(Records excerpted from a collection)

***

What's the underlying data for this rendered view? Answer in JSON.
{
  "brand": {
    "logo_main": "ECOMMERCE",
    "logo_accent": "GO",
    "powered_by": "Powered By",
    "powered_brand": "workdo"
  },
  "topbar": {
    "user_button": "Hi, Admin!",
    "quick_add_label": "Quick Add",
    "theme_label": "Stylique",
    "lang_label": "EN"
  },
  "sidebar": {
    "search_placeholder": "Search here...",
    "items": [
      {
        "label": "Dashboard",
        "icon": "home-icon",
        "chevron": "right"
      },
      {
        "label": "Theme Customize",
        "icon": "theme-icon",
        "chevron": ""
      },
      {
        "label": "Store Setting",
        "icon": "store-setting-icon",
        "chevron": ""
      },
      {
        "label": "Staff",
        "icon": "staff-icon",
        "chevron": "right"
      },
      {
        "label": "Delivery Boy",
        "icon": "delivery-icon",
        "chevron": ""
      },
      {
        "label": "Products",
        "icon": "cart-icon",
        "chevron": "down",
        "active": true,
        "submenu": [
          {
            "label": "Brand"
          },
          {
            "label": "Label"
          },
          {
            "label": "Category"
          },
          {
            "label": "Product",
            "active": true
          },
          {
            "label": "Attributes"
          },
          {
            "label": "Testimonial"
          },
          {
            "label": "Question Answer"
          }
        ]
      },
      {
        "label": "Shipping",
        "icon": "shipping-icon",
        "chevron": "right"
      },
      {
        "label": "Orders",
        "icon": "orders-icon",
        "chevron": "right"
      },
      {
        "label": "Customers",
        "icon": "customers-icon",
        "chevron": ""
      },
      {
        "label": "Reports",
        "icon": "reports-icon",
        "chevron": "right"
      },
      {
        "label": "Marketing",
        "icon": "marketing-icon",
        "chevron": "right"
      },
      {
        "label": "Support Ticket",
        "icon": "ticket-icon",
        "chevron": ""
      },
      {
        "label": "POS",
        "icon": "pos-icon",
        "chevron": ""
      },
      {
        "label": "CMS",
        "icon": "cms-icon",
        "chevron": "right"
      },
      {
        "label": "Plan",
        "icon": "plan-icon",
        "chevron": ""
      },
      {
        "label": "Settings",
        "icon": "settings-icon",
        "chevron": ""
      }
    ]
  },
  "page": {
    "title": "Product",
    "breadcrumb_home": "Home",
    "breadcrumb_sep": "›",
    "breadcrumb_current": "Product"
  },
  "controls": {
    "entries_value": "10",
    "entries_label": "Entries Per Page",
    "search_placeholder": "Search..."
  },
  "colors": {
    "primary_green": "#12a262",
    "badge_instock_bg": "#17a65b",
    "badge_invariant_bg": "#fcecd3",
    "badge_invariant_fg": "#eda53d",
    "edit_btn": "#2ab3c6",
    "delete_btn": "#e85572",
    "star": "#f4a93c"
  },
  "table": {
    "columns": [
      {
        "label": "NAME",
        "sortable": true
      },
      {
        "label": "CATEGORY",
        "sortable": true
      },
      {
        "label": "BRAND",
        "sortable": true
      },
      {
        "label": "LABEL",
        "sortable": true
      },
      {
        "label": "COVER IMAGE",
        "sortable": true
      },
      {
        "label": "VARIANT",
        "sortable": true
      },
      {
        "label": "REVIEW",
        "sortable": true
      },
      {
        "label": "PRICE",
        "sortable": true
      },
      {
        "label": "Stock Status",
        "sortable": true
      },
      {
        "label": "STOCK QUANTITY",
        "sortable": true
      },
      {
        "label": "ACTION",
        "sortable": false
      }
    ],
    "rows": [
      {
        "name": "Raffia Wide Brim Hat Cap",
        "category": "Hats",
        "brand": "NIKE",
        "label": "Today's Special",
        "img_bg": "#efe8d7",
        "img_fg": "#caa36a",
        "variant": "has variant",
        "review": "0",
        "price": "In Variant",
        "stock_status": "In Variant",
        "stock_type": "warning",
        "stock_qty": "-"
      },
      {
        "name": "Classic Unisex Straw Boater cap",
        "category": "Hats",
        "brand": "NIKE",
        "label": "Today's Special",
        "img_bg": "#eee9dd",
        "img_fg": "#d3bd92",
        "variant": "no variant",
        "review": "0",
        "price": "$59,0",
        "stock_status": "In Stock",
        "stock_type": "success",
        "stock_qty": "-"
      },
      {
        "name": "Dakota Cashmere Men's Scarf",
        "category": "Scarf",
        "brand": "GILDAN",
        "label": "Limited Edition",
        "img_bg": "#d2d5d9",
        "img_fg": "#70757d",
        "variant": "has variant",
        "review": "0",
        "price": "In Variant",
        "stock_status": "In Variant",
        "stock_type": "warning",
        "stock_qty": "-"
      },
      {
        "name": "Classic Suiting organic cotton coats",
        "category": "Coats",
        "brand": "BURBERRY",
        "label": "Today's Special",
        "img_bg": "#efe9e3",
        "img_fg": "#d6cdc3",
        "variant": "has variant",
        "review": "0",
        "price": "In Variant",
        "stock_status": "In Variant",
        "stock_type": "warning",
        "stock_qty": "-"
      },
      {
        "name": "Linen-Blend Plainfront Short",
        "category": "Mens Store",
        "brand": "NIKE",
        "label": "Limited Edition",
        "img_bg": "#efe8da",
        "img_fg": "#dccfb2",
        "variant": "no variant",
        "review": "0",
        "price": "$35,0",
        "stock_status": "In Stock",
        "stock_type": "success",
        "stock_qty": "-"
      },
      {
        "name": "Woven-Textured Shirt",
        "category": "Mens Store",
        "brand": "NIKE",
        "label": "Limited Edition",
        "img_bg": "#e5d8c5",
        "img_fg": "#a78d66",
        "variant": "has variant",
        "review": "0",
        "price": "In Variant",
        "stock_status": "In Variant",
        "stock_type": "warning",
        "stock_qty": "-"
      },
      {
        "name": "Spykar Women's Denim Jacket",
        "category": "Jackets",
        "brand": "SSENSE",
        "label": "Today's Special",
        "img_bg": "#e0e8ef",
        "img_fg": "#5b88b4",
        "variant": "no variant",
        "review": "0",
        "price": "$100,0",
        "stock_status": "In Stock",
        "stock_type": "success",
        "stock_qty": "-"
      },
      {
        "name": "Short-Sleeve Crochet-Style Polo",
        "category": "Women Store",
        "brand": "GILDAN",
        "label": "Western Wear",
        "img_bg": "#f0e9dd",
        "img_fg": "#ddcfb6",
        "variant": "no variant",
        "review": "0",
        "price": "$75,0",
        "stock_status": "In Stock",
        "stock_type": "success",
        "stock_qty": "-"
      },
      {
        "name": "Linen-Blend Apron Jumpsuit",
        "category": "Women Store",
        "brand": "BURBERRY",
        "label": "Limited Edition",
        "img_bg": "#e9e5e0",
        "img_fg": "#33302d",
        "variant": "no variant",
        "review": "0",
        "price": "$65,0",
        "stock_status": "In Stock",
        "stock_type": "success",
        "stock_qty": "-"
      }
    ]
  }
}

***

**Requirement**
Output each record precisely as given.

**Result**
What's the underlying data for this rendered view? Answer in JSON.
{
  "brand": {
    "logo_main": "ECOMMERCE",
    "logo_accent": "GO",
    "powered_by": "Powered By",
    "powered_brand": "workdo"
  },
  "topbar": {
    "user_button": "Hi, Admin!",
    "quick_add_label": "Quick Add",
    "theme_label": "Stylique",
    "lang_label": "EN"
  },
  "sidebar": {
    "search_placeholder": "Search here...",
    "items": [
      {
        "label": "Dashboard",
        "icon": "home-icon",
        "chevron": "right"
      },
      {
        "label": "Theme Customize",
        "icon": "theme-icon",
        "chevron": ""
      },
      {
        "label": "Store Setting",
        "icon": "store-setting-icon",
        "chevron": ""
      },
      {
        "label": "Staff",
        "icon": "staff-icon",
        "chevron": "right"
      },
      {
        "label": "Delivery Boy",
        "icon": "delivery-icon",
        "chevron": ""
      },
      {
        "label": "Products",
        "icon": "cart-icon",
        "chevron": "down",
        "active": true,
        "submenu": [
          {
            "label": "Brand"
          },
          {
            "label": "Label"
          },
          {
            "label": "Category"
          },
          {
            "label": "Product",
            "active": true
          },
          {
            "label": "Attributes"
          },
          {
            "label": "Testimonial"
          },
          {
            "label": "Question Answer"
          }
        ]
      },
      {
        "label": "Shipping",
        "icon": "shipping-icon",
        "chevron": "right"
      },
      {
        "label": "Orders",
        "icon": "orders-icon",
        "chevron": "right"
      },
      {
        "label": "Customers",
        "icon": "customers-icon",
        "chevron": ""
      },
      {
        "label": "Reports",
        "icon": "reports-icon",
        "chevron": "right"
      },
      {
        "label": "Marketing",
        "icon": "marketing-icon",
        "chevron": "right"
      },
      {
        "label": "Support Ticket",
        "icon": "ticket-icon",
        "chevron": ""
      },
      {
        "label": "POS",
        "icon": "pos-icon",
        "chevron": ""
      },
      {
        "label": "CMS",
        "icon": "cms-icon",
        "chevron": "right"
      },
      {
        "label": "Plan",
        "icon": "plan-icon",
        "chevron": ""
      },
      {
        "label": "Settings",
        "icon": "settings-icon",
        "chevron": ""
      }
    ]
  },
  "page": {
    "title": "Product",
    "breadcrumb_home": "Home",
    "breadcrumb_sep": "›",
    "breadcrumb_current": "Product"
  },
  "controls": {
    "entries_value": "10",
    "entries_label": "Entries Per Page",
    "search_placeholder": "Search..."
  },
  "colors": {
    "primary_green": "#12a262",
    "badge_instock_bg": "#17a65b",
    "badge_invariant_bg": "#fcecd3",
    "badge_invariant_fg": "#eda53d",
    "edit_btn": "#2ab3c6",
    "delete_btn": "#e85572",
    "star": "#f4a93c"
  },
  "table": {
    "columns": [
      {
        "label": "NAME",
        "sortable": true
      },
      {
        "label": "CATEGORY",
        "sortable": true
      },
      {
        "label": "BRAND",
        "sortable": true
      },
      {
        "label": "LABEL",
        "sortable": true
      },
      {
        "label": "COVER IMAGE",
        "sortable": true
      },
      {
        "label": "VARIANT",
        "sortable": true
      },
      {
        "label": "REVIEW",
        "sortable": true
      },
      {
        "label": "PRICE",
        "sortable": true
      },
      {
        "label": "Stock Status",
        "sortable": true
      },
      {
        "label": "STOCK QUANTITY",
        "sortable": true
      },
      {
        "label": "ACTION",
        "sortable": false
      }
    ],
    "rows": [
      {
        "name": "Raffia Wide Brim Hat Cap",
        "category": "Hats",
        "brand": "NIKE",
        "label": "Today's Special",
        "img_bg": "#efe8d7",
        "img_fg": "#caa36a",
        "variant": "has variant",
        "review": "0",
        "price": "In Variant",
        "stock_status": "In Variant",
        "stock_type": "warning",
        "stock_qty": "-"
      },
      {
        "name": "Classic Unisex Straw Boater cap",
        "category": "Hats",
        "brand": "NIKE",
        "label": "Today's Special",
        "img_bg": "#eee9dd",
        "img_fg": "#d3bd92",
        "variant": "no variant",
        "review": "0",
        "price": "$59,0",
        "stock_status": "In Stock",
        "stock_type": "success",
        "stock_qty": "-"
      },
      {
        "name": "Dakota Cashmere Men's Scarf",
        "category": "Scarf",
        "brand": "GILDAN",
        "label": "Limited Edition",
        "img_bg": "#d2d5d9",
        "img_fg": "#70757d",
        "variant": "has variant",
        "review": "0",
        "price": "In Variant",
        "stock_status": "In Variant",
        "stock_type": "warning",
        "stock_qty": "-"
      },
      {
        "name": "Classic Suiting organic cotton coats",
        "category": "Coats",
        "brand": "BURBERRY",
        "label": "Today's Special",
        "img_bg": "#efe9e3",
        "img_fg": "#d6cdc3",
        "variant": "has variant",
        "review": "0",
        "price": "In Variant",
        "stock_status": "In Variant",
        "stock_type": "warning",
        "stock_qty": "-"
      },
      {
        "name": "Linen-Blend Plainfront Short",
        "category": "Mens Store",
        "brand": "NIKE",
        "label": "Limited Edition",
        "img_bg": "#efe8da",
        "img_fg": "#dccfb2",
        "variant": "no variant",
        "review": "0",
        "price": "$35,0",
        "stock_status": "In Stock",
        "stock_type": "success",
        "stock_qty": "-"
      },
      {
        "name": "Woven-Textured Shirt",
        "category": "Mens Store",
        "brand": "NIKE",
        "label": "Limited Edition",
        "img_bg": "#e5d8c5",
        "img_fg": "#a78d66",
        "variant": "has variant",
        "review": "0",
        "price": "In Variant",
        "stock_status": "In Variant",
        "stock_type": "warning",
        "stock_qty": "-"
      },
      {
        "name": "Spykar Women's Denim Jacket",
        "category": "Jackets",
        "brand": "SSENSE",
        "label": "Today's Special",
        "img_bg": "#e0e8ef",
        "img_fg": "#5b88b4",
        "variant": "no variant",
        "review": "0",
        "price": "$100,0",
        "stock_status": "In Stock",
        "stock_type": "success",
        "stock_qty": "-"
      },
      {
        "name": "Short-Sleeve Crochet-Style Polo",
        "category": "Women Store",
        "brand": "GILDAN",
        "label": "Western Wear",
        "img_bg": "#f0e9dd",
        "img_fg": "#ddcfb6",
        "variant": "no variant",
        "review": "0",
        "price": "$75,0",
        "stock_status": "In Stock",
        "stock_type": "success",
        "stock_qty": "-"
      },
      {
        "name": "Linen-Blend Apron Jumpsuit",
        "category": "Women Store",
        "brand": "BURBERRY",
        "label": "Limited Edition",
        "img_bg": "#e9e5e0",
        "img_fg": "#33302d",
        "variant": "no variant",
        "review": "0",
        "price": "$65,0",
        "stock_status": "In Stock",
        "stock_type": "success",
        "stock_qty": "-"
      }
    ]
  }
}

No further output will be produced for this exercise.